§ **EXERCISE AIM**: In the material below, find every line with "Austin" and pull it out.

+-------+

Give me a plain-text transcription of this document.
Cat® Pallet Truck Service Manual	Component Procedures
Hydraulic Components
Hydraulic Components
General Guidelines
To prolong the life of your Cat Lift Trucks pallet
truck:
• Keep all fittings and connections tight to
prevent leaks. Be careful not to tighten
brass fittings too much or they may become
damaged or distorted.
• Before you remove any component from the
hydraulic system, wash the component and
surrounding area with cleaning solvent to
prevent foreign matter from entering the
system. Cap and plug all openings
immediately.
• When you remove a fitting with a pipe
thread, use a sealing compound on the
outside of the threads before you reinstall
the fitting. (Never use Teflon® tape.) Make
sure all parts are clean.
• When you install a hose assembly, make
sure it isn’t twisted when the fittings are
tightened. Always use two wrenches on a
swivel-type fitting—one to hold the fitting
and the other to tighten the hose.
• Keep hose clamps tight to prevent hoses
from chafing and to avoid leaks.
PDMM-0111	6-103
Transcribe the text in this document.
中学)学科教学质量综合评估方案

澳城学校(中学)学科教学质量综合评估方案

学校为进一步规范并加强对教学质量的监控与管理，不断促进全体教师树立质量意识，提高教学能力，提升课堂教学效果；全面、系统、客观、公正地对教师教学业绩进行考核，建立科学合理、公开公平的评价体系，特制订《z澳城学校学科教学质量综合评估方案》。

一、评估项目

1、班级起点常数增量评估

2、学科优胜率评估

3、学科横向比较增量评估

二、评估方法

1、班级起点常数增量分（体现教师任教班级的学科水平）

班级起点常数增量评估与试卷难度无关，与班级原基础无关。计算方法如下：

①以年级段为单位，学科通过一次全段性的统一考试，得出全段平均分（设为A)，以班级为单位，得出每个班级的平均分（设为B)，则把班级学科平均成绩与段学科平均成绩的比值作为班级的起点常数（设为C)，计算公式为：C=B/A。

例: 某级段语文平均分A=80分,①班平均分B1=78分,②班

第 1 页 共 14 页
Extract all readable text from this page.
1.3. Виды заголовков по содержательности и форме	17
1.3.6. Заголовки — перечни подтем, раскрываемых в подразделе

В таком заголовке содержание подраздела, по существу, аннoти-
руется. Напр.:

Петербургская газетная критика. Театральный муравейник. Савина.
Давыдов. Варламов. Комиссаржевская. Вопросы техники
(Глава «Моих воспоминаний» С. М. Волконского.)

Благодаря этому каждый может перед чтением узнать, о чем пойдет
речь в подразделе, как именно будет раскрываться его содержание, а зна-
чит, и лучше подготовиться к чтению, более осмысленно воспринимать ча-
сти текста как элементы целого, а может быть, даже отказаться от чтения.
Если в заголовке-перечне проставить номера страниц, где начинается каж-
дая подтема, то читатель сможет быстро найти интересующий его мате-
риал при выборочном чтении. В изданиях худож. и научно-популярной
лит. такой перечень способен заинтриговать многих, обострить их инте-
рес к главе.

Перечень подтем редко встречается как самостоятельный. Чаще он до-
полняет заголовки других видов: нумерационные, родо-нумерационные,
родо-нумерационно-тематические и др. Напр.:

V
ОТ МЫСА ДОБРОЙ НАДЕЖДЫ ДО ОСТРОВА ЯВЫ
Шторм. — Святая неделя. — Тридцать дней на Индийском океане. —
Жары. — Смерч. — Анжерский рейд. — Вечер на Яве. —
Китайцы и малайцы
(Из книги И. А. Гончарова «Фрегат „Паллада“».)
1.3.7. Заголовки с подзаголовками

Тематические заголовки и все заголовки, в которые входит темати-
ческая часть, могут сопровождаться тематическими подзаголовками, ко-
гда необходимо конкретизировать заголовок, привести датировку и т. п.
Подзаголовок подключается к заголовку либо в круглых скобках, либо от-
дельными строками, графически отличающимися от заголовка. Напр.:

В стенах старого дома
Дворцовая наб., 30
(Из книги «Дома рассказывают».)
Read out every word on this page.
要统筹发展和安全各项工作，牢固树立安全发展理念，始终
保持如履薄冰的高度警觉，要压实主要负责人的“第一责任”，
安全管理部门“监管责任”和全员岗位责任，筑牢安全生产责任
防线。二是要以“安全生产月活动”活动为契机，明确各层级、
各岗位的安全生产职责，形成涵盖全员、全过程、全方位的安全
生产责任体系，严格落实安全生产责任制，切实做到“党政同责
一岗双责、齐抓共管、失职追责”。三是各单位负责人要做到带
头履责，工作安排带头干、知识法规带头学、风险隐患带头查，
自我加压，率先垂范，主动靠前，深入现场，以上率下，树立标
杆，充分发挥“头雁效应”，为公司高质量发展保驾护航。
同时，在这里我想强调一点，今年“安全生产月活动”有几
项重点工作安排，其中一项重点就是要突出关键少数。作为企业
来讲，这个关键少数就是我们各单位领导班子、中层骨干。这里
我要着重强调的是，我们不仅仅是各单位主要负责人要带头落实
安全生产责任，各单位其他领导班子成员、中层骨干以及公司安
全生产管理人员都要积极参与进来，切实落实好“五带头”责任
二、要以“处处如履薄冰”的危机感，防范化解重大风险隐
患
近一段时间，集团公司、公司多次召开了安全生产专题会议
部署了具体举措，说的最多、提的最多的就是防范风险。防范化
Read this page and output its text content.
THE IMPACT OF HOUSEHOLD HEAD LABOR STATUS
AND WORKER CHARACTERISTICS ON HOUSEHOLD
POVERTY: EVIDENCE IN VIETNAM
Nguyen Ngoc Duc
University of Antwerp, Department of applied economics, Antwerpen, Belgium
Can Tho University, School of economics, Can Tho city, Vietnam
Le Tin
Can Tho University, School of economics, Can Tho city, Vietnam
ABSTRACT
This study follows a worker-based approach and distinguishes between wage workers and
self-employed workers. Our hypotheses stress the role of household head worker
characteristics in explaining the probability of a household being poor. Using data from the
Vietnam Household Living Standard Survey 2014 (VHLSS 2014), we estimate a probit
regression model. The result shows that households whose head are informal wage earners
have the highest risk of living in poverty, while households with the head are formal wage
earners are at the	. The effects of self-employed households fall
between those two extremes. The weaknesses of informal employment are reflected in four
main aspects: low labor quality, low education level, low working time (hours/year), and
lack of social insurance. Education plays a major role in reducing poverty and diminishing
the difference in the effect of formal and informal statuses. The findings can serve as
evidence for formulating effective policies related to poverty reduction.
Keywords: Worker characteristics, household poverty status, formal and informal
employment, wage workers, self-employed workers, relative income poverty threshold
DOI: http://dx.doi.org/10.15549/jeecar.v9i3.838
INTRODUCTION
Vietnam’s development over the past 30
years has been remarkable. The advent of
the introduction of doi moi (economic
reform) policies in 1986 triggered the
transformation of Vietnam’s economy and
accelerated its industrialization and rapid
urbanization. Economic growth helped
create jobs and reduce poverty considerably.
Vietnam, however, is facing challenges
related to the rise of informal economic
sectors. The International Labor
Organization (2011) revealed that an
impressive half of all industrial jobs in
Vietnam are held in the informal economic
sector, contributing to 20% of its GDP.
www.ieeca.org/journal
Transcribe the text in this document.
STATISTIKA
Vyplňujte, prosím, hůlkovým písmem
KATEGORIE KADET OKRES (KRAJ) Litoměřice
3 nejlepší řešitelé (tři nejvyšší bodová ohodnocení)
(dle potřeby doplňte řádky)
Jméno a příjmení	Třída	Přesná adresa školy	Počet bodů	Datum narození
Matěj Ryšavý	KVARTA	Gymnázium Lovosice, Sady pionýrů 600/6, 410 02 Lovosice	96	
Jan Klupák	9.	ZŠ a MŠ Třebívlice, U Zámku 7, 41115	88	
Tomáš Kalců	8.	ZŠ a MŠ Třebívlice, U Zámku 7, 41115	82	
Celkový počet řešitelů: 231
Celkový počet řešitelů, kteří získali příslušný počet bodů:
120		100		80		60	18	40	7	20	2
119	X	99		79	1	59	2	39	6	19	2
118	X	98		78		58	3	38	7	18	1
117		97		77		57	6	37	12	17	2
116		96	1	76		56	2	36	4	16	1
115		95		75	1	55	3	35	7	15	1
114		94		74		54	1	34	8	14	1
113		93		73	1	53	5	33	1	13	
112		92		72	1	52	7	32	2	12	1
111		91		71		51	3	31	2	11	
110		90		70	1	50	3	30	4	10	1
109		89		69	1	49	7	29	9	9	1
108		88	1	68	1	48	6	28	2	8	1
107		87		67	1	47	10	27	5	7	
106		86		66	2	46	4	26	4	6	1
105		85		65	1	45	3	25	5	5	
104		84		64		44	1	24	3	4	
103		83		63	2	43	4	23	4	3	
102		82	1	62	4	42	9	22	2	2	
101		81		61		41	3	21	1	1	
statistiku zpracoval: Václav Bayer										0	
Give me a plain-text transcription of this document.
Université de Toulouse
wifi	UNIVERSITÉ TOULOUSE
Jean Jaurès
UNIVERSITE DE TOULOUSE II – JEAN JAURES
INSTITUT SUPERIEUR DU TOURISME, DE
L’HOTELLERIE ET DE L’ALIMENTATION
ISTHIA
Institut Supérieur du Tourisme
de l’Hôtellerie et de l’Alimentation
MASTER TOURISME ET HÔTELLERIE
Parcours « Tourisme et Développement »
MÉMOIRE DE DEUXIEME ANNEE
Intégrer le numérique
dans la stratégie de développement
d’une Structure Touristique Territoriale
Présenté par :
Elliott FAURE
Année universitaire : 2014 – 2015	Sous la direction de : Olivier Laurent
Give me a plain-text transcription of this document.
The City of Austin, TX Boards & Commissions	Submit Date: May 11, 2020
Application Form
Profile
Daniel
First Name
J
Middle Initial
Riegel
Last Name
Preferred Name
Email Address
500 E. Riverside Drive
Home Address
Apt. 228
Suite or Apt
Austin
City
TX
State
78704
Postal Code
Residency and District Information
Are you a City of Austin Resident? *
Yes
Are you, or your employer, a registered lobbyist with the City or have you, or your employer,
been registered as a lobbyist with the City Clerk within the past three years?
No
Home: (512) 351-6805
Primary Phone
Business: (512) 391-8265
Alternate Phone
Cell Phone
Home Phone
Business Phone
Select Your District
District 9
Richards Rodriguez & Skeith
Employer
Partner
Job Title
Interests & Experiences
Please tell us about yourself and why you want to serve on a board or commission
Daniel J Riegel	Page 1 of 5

+-------+

§ **WRITTEN RESPONSE**:
The City of Austin, TX Boards & Commissions	Submit Date: May 11, 2020
Austin
Are you a City of Austin Resident? *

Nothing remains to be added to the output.